-- Dataset --
-- -- --

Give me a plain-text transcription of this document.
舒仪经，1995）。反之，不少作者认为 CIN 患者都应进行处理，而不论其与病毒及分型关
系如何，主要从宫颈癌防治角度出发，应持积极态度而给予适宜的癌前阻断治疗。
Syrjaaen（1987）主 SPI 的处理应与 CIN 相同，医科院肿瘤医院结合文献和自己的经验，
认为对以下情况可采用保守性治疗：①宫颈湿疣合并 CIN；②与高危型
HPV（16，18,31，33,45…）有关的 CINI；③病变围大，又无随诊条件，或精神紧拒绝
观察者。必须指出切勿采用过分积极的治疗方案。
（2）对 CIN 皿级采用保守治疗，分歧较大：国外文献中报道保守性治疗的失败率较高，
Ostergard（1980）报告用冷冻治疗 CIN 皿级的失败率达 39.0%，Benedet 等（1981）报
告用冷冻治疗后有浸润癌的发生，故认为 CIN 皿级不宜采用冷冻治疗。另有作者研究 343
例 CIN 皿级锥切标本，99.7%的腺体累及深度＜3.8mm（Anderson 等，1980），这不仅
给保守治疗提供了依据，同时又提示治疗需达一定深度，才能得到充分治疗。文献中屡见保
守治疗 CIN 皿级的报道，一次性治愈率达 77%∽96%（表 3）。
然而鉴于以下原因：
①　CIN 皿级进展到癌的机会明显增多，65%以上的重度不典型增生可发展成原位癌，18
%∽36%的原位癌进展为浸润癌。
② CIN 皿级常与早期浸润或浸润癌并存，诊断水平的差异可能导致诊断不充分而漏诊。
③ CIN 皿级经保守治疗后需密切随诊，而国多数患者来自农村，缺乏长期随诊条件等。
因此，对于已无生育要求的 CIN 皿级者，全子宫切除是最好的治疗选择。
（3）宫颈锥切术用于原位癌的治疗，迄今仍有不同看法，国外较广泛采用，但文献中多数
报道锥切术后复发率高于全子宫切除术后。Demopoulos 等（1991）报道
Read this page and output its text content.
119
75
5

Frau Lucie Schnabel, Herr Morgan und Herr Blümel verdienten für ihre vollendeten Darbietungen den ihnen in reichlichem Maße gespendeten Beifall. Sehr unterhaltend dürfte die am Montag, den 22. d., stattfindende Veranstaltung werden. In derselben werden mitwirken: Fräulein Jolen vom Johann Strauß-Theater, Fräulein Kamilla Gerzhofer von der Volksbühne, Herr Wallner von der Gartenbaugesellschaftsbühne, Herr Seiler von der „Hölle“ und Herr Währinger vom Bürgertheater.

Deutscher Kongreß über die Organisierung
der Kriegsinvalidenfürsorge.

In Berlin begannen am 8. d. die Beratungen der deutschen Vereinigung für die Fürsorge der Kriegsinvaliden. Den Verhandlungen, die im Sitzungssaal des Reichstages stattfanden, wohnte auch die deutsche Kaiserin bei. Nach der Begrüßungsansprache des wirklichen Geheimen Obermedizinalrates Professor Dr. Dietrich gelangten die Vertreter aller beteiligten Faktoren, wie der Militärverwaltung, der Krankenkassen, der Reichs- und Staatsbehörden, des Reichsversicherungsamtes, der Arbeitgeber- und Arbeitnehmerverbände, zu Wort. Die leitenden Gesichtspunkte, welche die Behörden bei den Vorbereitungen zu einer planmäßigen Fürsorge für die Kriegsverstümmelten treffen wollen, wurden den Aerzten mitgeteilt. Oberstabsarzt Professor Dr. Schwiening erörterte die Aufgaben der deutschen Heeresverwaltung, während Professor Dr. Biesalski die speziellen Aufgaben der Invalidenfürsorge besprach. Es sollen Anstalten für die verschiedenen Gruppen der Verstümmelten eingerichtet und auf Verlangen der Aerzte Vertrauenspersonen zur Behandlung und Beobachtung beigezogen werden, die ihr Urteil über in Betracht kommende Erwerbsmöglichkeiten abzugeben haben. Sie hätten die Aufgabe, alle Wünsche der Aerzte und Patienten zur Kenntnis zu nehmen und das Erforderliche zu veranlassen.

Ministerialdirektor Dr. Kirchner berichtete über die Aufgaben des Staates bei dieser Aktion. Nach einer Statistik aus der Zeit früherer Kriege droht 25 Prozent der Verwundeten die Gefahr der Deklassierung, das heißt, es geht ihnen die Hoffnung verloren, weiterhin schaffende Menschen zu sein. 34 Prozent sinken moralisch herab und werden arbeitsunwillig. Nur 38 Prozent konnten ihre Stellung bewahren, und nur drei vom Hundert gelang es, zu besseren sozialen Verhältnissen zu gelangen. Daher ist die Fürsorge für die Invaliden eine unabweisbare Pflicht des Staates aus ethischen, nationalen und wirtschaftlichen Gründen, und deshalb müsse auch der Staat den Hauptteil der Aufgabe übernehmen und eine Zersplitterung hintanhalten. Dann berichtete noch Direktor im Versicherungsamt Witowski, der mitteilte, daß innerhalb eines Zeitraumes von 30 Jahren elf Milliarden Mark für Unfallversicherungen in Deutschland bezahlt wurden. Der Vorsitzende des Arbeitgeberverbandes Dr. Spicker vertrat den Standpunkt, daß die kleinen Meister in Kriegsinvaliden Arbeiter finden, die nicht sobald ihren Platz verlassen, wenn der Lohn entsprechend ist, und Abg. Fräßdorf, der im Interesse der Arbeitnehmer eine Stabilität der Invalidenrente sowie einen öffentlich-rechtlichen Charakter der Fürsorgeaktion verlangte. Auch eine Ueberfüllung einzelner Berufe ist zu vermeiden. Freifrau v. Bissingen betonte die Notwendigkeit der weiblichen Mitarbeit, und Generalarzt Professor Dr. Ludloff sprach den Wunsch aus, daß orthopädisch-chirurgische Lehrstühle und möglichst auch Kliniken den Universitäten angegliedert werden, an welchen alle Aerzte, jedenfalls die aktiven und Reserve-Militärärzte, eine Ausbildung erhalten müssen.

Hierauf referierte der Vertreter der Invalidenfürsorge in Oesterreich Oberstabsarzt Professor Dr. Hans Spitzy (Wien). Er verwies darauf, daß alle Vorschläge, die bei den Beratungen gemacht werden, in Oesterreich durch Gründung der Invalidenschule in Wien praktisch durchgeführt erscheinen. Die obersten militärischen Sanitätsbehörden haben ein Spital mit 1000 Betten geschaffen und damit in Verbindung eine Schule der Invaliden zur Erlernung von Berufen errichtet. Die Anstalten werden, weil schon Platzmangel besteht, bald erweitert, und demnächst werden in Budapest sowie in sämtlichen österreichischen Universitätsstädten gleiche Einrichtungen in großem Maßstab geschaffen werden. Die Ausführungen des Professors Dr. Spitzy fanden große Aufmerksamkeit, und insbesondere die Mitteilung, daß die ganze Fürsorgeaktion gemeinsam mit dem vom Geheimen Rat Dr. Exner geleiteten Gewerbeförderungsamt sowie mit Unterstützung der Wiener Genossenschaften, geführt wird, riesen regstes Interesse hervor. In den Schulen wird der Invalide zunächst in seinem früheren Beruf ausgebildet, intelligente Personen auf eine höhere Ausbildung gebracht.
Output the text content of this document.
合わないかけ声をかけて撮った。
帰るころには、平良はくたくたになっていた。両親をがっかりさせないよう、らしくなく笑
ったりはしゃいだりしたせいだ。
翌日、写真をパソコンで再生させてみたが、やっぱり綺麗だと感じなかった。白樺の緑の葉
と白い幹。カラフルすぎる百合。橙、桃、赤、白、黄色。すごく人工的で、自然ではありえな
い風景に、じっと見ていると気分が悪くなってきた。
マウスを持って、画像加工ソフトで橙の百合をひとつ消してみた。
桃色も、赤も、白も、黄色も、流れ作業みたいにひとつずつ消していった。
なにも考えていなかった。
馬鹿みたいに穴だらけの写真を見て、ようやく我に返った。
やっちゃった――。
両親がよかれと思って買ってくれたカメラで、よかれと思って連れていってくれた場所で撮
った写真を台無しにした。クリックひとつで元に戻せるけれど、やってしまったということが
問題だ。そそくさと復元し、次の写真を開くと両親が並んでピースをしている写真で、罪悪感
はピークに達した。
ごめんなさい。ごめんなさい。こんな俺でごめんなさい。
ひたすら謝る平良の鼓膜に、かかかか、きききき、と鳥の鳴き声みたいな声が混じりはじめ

-- -- --

Can you quote exactly the lines from the one containing "Output the text content of this document." through the last line of the records above, and nothing else?

-- Response --
Output the text content of this document.
合わないかけ声をかけて撮った。
帰るころには、平良はくたくたになっていた。両親をがっかりさせないよう、らしくなく笑
ったりはしゃいだりしたせいだ。
翌日、写真をパソコンで再生させてみたが、やっぱり綺麗だと感じなかった。白樺の緑の葉
と白い幹。カラフルすぎる百合。橙、桃、赤、白、黄色。すごく人工的で、自然ではありえな
い風景に、じっと見ていると気分が悪くなってきた。
マウスを持って、画像加工ソフトで橙の百合をひとつ消してみた。
桃色も、赤も、白も、黄色も、流れ作業みたいにひとつずつ消していった。
なにも考えていなかった。
馬鹿みたいに穴だらけの写真を見て、ようやく我に返った。
やっちゃった――。
両親がよかれと思って買ってくれたカメラで、よかれと思って連れていってくれた場所で撮
った写真を台無しにした。クリックひとつで元に戻せるけれど、やってしまったということが
問題だ。そそくさと復元し、次の写真を開くと両親が並んでピースをしている写真で、罪悪感
はピークに達した。
ごめんなさい。ごめんなさい。こんな俺でごめんなさい。
ひたすら謝る平良の鼓膜に、かかかか、きききき、と鳥の鳴き声みたいな声が混じりはじめ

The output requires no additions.